◆ PROBLEM DETAILS
Report how many lines in the rows below contain the string "хозяйства", treating uppercase and lowercase letters as distinct. Give only the number.

◆ TASK INPUTS
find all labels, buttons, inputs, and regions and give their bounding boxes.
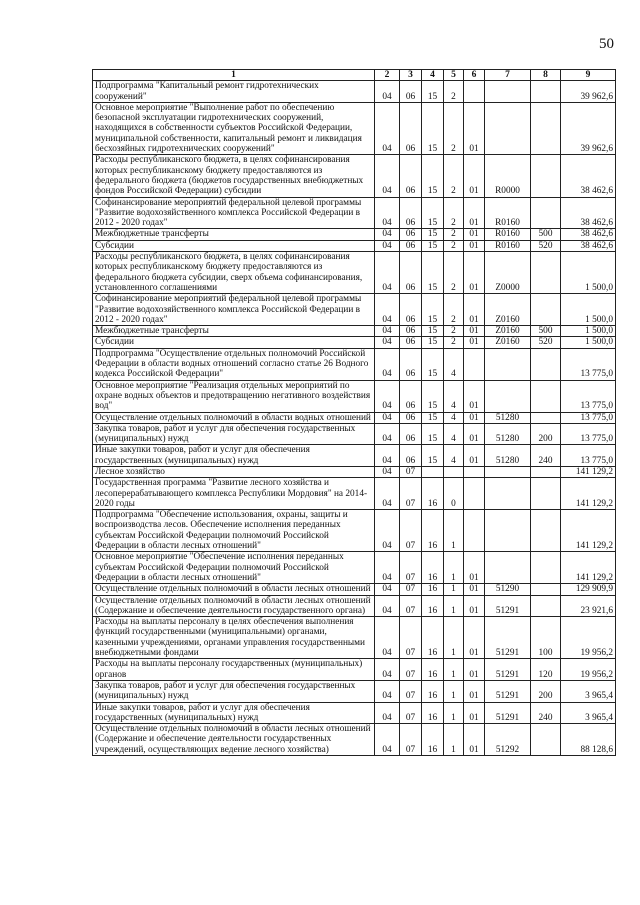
row-amount: 13 775,0	[561, 423, 616, 445]
row-description: Иные закупки товаров, работ и услуг для обеспечения государственных (муниципальных) нужд	[93, 702, 375, 724]
row-target-code: Z0000	[485, 252, 531, 294]
table-row	[93, 595, 616, 617]
row-subprogram	[444, 466, 464, 477]
table-row	[93, 380, 616, 412]
row-target-code: 51291	[485, 702, 531, 724]
row-target-code: 51291	[485, 595, 531, 617]
budget-table	[92, 69, 616, 756]
row-section: 04	[375, 81, 400, 103]
row-subsection: 06	[400, 102, 422, 154]
row-subprogram: 2	[444, 81, 464, 103]
row-expense-type	[531, 348, 561, 380]
row-amount: 19 956,2	[561, 617, 616, 659]
table-row	[93, 702, 616, 724]
row-section: 04	[375, 337, 400, 348]
row-section: 04	[375, 617, 400, 659]
page-number: 50	[599, 36, 614, 52]
row-subprogram: 4	[444, 445, 464, 467]
row-expense-type	[531, 595, 561, 617]
header-cell: 5	[444, 70, 464, 81]
row-activity: 01	[464, 326, 485, 337]
row-subsection: 06	[400, 240, 422, 251]
row-target-code: 51280	[485, 423, 531, 445]
row-subprogram: 2	[444, 294, 464, 326]
row-program: 16	[422, 595, 444, 617]
row-subsection: 07	[400, 466, 422, 477]
row-description: Софинансирование мероприятий федеральной целевой программы "Развитие водохозяйственного комплекса Российской Федерации в 2012 - 2020 годах"	[93, 294, 375, 326]
row-expense-type	[531, 294, 561, 326]
row-program: 16	[422, 478, 444, 510]
row-section: 04	[375, 584, 400, 595]
row-subsection: 07	[400, 478, 422, 510]
row-amount: 141 129,2	[561, 510, 616, 552]
row-subprogram: 1	[444, 510, 464, 552]
table-row	[93, 659, 616, 681]
row-target-code: R0160	[485, 240, 531, 251]
row-program: 16	[422, 659, 444, 681]
row-activity: 01	[464, 229, 485, 240]
row-subsection: 07	[400, 659, 422, 681]
row-expense-type: 500	[531, 326, 561, 337]
row-target-code: 51291	[485, 680, 531, 702]
row-activity	[464, 478, 485, 510]
table-row	[93, 552, 616, 584]
row-target-code: 51280	[485, 412, 531, 423]
row-subsection: 06	[400, 81, 422, 103]
row-target-code: 51292	[485, 724, 531, 756]
row-activity: 01	[464, 724, 485, 756]
row-description: Осуществление отдельных полномочий в области водных отношений	[93, 412, 375, 423]
row-subprogram: 4	[444, 412, 464, 423]
row-description: Подпрограмма "Обеспечение использования, охраны, защиты и воспроизводства лесов. Обеспечение исполнения переданных субъектам Российской Федерации полномочий Российской Федерации в области лесных отношений"	[93, 510, 375, 552]
row-description: Иные закупки товаров, работ и услуг для обеспечения государственных (муниципальных) нужд	[93, 445, 375, 467]
row-program: 15	[422, 294, 444, 326]
row-description: Межбюджетные трансферты	[93, 326, 375, 337]
row-section: 04	[375, 724, 400, 756]
row-subprogram: 1	[444, 552, 464, 584]
row-subprogram: 1	[444, 702, 464, 724]
row-subprogram: 1	[444, 724, 464, 756]
table-row	[93, 680, 616, 702]
row-expense-type	[531, 466, 561, 477]
row-subsection: 06	[400, 445, 422, 467]
header-row	[93, 70, 616, 81]
row-activity: 01	[464, 197, 485, 229]
row-expense-type	[531, 584, 561, 595]
row-subprogram: 1	[444, 595, 464, 617]
row-description: Софинансирование мероприятий федеральной целевой программы "Развитие водохозяйственного комплекса Российской Федерации в 2012 - 2020 годах"	[93, 197, 375, 229]
row-amount: 38 462,6	[561, 229, 616, 240]
header-cell: 2	[375, 70, 400, 81]
row-program: 16	[422, 552, 444, 584]
table-row	[93, 466, 616, 477]
row-amount: 141 129,2	[561, 552, 616, 584]
row-subprogram: 4	[444, 348, 464, 380]
row-section: 04	[375, 348, 400, 380]
row-activity: 01	[464, 252, 485, 294]
row-amount: 38 462,6	[561, 240, 616, 251]
table-row	[93, 348, 616, 380]
row-amount: 3 965,4	[561, 680, 616, 702]
row-description: Подпрограмма "Осуществление отдельных полномочий Российской Федерации в области водных отношений согласно статье 26 Водного кодекса Российской Федерации"	[93, 348, 375, 380]
row-program: 15	[422, 81, 444, 103]
row-target-code	[485, 466, 531, 477]
row-amount: 1 500,0	[561, 326, 616, 337]
row-program: 15	[422, 102, 444, 154]
row-subsection: 06	[400, 348, 422, 380]
row-program: 15	[422, 423, 444, 445]
row-description: Закупка товаров, работ и услуг для обеспечения государственных (муниципальных) нужд	[93, 423, 375, 445]
row-subsection: 07	[400, 584, 422, 595]
table-row	[93, 337, 616, 348]
table-row	[93, 584, 616, 595]
row-activity: 01	[464, 337, 485, 348]
row-section: 04	[375, 659, 400, 681]
row-program: 15	[422, 240, 444, 251]
row-section: 04	[375, 326, 400, 337]
row-subsection: 07	[400, 552, 422, 584]
row-section: 04	[375, 240, 400, 251]
row-activity: 01	[464, 680, 485, 702]
row-amount: 39 962,6	[561, 81, 616, 103]
row-subprogram: 2	[444, 337, 464, 348]
table-row	[93, 510, 616, 552]
row-section: 04	[375, 252, 400, 294]
table-row	[93, 197, 616, 229]
row-activity: 01	[464, 445, 485, 467]
row-expense-type	[531, 412, 561, 423]
row-amount: 3 965,4	[561, 702, 616, 724]
row-target-code: R0160	[485, 197, 531, 229]
row-activity: 01	[464, 552, 485, 584]
row-activity	[464, 510, 485, 552]
row-activity: 01	[464, 155, 485, 197]
row-activity: 01	[464, 595, 485, 617]
row-program: 16	[422, 680, 444, 702]
row-section: 04	[375, 197, 400, 229]
row-activity: 01	[464, 584, 485, 595]
row-section: 04	[375, 412, 400, 423]
row-description: Расходы республиканского бюджета, в целях софинансирования которых республиканскому бюджету предоставляются из федерального бюджета (бюджетов государственных внебюджетных фондов Российской Федерации) субсидии	[93, 155, 375, 197]
row-subprogram: 4	[444, 380, 464, 412]
row-target-code: Z0160	[485, 294, 531, 326]
row-target-code: R0160	[485, 229, 531, 240]
row-section: 04	[375, 466, 400, 477]
row-description: Государственная программа "Развитие лесного хозяйства и лесоперерабатывающего комплекса Республики Мордовия" на 2014-2020 годы	[93, 478, 375, 510]
row-subprogram: 1	[444, 680, 464, 702]
row-activity: 01	[464, 702, 485, 724]
row-expense-type: 120	[531, 659, 561, 681]
row-target-code: 51290	[485, 584, 531, 595]
row-expense-type: 100	[531, 617, 561, 659]
row-section: 04	[375, 423, 400, 445]
table-row	[93, 478, 616, 510]
row-expense-type: 520	[531, 240, 561, 251]
row-subprogram: 4	[444, 423, 464, 445]
row-subsection: 07	[400, 617, 422, 659]
row-activity: 01	[464, 412, 485, 423]
row-subprogram: 1	[444, 584, 464, 595]
row-expense-type: 520	[531, 337, 561, 348]
row-expense-type	[531, 81, 561, 103]
table-row	[93, 81, 616, 103]
row-description: Расходы республиканского бюджета, в целях софинансирования которых республиканскому бюджету предоставляются из федерального бюджета субсидии, сверх объема софинансирования, установленного соглашениями	[93, 252, 375, 294]
table-row	[93, 412, 616, 423]
row-activity: 01	[464, 617, 485, 659]
row-target-code: R0000	[485, 155, 531, 197]
row-subprogram: 2	[444, 240, 464, 251]
row-target-code	[485, 380, 531, 412]
row-target-code	[485, 552, 531, 584]
row-subsection: 06	[400, 326, 422, 337]
row-subprogram: 1	[444, 659, 464, 681]
row-description: Основное мероприятие "Выполнение работ по обеспечению безопасной эксплуатации гидротехнических сооружений, находящихся в собственности субъектов Российской Федерации, муниципальной собственности, капитальный ремонт и ликвидация бесхозяйных гидротехнических сооружений"	[93, 102, 375, 154]
row-amount: 23 921,6	[561, 595, 616, 617]
row-program: 16	[422, 510, 444, 552]
table-row	[93, 155, 616, 197]
row-section: 04	[375, 510, 400, 552]
row-activity	[464, 348, 485, 380]
row-expense-type: 500	[531, 229, 561, 240]
row-subprogram: 2	[444, 252, 464, 294]
row-amount: 1 500,0	[561, 252, 616, 294]
row-program: 15	[422, 445, 444, 467]
header-cell: 7	[485, 70, 531, 81]
row-description: Расходы на выплаты персоналу государственных (муниципальных) органов	[93, 659, 375, 681]
row-section: 04	[375, 229, 400, 240]
row-expense-type	[531, 102, 561, 154]
row-amount: 1 500,0	[561, 337, 616, 348]
row-program	[422, 466, 444, 477]
row-target-code	[485, 102, 531, 154]
row-subsection: 07	[400, 595, 422, 617]
row-subprogram: 0	[444, 478, 464, 510]
row-target-code: Z0160	[485, 326, 531, 337]
row-activity: 01	[464, 102, 485, 154]
row-program: 15	[422, 155, 444, 197]
row-description: Закупка товаров, работ и услуг для обеспечения государственных (муниципальных) нужд	[93, 680, 375, 702]
row-subprogram: 2	[444, 102, 464, 154]
row-amount: 129 909,9	[561, 584, 616, 595]
row-section: 04	[375, 102, 400, 154]
row-expense-type	[531, 478, 561, 510]
row-subsection: 07	[400, 724, 422, 756]
row-expense-type	[531, 380, 561, 412]
row-activity: 01	[464, 294, 485, 326]
row-program: 15	[422, 326, 444, 337]
row-target-code: Z0160	[485, 337, 531, 348]
row-subprogram: 2	[444, 229, 464, 240]
row-program: 16	[422, 584, 444, 595]
row-subsection: 06	[400, 337, 422, 348]
row-subsection: 07	[400, 510, 422, 552]
table-row	[93, 724, 616, 756]
header-cell: 3	[400, 70, 422, 81]
row-expense-type: 200	[531, 680, 561, 702]
row-subprogram: 1	[444, 617, 464, 659]
row-section: 04	[375, 595, 400, 617]
row-expense-type	[531, 510, 561, 552]
row-section: 04	[375, 380, 400, 412]
row-expense-type: 200	[531, 423, 561, 445]
row-description: Субсидии	[93, 337, 375, 348]
row-program: 15	[422, 348, 444, 380]
row-activity: 01	[464, 240, 485, 251]
row-amount: 38 462,6	[561, 155, 616, 197]
row-section: 04	[375, 294, 400, 326]
row-program: 15	[422, 252, 444, 294]
row-subsection: 06	[400, 197, 422, 229]
row-program: 15	[422, 197, 444, 229]
row-program: 16	[422, 724, 444, 756]
row-activity	[464, 466, 485, 477]
row-program: 16	[422, 617, 444, 659]
table-row	[93, 252, 616, 294]
row-description: Расходы на выплаты персоналу в целях обеспечения выполнения функций государственными (муниципальными) органами, казенными учреждениями, органами управления государственными внебюджетными фондами	[93, 617, 375, 659]
row-activity: 01	[464, 659, 485, 681]
row-subsection: 07	[400, 702, 422, 724]
header-cell: 4	[422, 70, 444, 81]
row-subsection: 06	[400, 380, 422, 412]
row-amount: 13 775,0	[561, 445, 616, 467]
table-row	[93, 229, 616, 240]
row-subsection: 06	[400, 155, 422, 197]
row-subsection: 07	[400, 680, 422, 702]
row-amount: 88 128,6	[561, 724, 616, 756]
row-section: 04	[375, 445, 400, 467]
row-description: Осуществление отдельных полномочий в области лесных отношений (Содержание и обеспечение деятельности государственного органа)	[93, 595, 375, 617]
row-program: 15	[422, 412, 444, 423]
table-row	[93, 294, 616, 326]
row-subprogram: 2	[444, 197, 464, 229]
row-description: Основное мероприятие "Обеспечение исполнения переданных субъектам Российской Федерации полномочий Российской Федерации в области лесных отношений"	[93, 552, 375, 584]
row-amount: 141 129,2	[561, 466, 616, 477]
row-target-code	[485, 478, 531, 510]
row-amount: 13 775,0	[561, 348, 616, 380]
row-description: Осуществление отдельных полномочий в области лесных отношений	[93, 584, 375, 595]
table-row	[93, 240, 616, 251]
row-section: 04	[375, 702, 400, 724]
row-subsection: 06	[400, 412, 422, 423]
row-section: 04	[375, 680, 400, 702]
table-row	[93, 445, 616, 467]
row-expense-type: 240	[531, 445, 561, 467]
row-activity	[464, 81, 485, 103]
row-program: 15	[422, 380, 444, 412]
row-amount: 19 956,2	[561, 659, 616, 681]
header-cell: 6	[464, 70, 485, 81]
table-row	[93, 423, 616, 445]
row-section: 04	[375, 552, 400, 584]
header-cell: 1	[93, 70, 375, 81]
row-description: Осуществление отдельных полномочий в области лесных отношений (Содержание и обеспечение деятельности государственных учреждений, осуществляющих ведение лесного хозяйства)	[93, 724, 375, 756]
row-target-code	[485, 348, 531, 380]
row-amount: 38 462,6	[561, 197, 616, 229]
row-target-code: 51280	[485, 445, 531, 467]
header-cell: 9	[561, 70, 616, 81]
row-subprogram: 2	[444, 326, 464, 337]
row-program: 15	[422, 337, 444, 348]
row-expense-type	[531, 552, 561, 584]
row-target-code: 51291	[485, 617, 531, 659]
row-target-code	[485, 81, 531, 103]
table-body	[93, 81, 616, 756]
row-subsection: 06	[400, 423, 422, 445]
table-row	[93, 326, 616, 337]
row-subsection: 06	[400, 252, 422, 294]
row-description: Подпрограмма "Капитальный ремонт гидротехнических сооружений"	[93, 81, 375, 103]
row-amount: 13 775,0	[561, 412, 616, 423]
row-program: 16	[422, 702, 444, 724]
row-amount: 39 962,6	[561, 102, 616, 154]
row-expense-type	[531, 252, 561, 294]
row-description: Основное мероприятие "Реализация отдельных мероприятий по охране водных объектов и предотвращению негативного воздействия вод"	[93, 380, 375, 412]
row-amount: 1 500,0	[561, 294, 616, 326]
row-program: 15	[422, 229, 444, 240]
row-description: Межбюджетные трансферты	[93, 229, 375, 240]
row-activity: 01	[464, 380, 485, 412]
row-subprogram: 2	[444, 155, 464, 197]
row-description: Лесное хозяйство	[93, 466, 375, 477]
row-activity: 01	[464, 423, 485, 445]
table-row	[93, 617, 616, 659]
row-expense-type	[531, 724, 561, 756]
row-subsection: 06	[400, 294, 422, 326]
header-cell: 8	[531, 70, 561, 81]
row-section: 04	[375, 155, 400, 197]
row-description: Субсидии	[93, 240, 375, 251]
row-amount: 141 129,2	[561, 478, 616, 510]
row-amount: 13 775,0	[561, 380, 616, 412]
row-section: 04	[375, 478, 400, 510]
row-subsection: 06	[400, 229, 422, 240]
row-target-code	[485, 510, 531, 552]
row-target-code: 51291	[485, 659, 531, 681]
row-expense-type	[531, 155, 561, 197]
table-row	[93, 102, 616, 154]
row-expense-type: 240	[531, 702, 561, 724]
row-expense-type	[531, 197, 561, 229]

◆ SOLUTION BELOW
2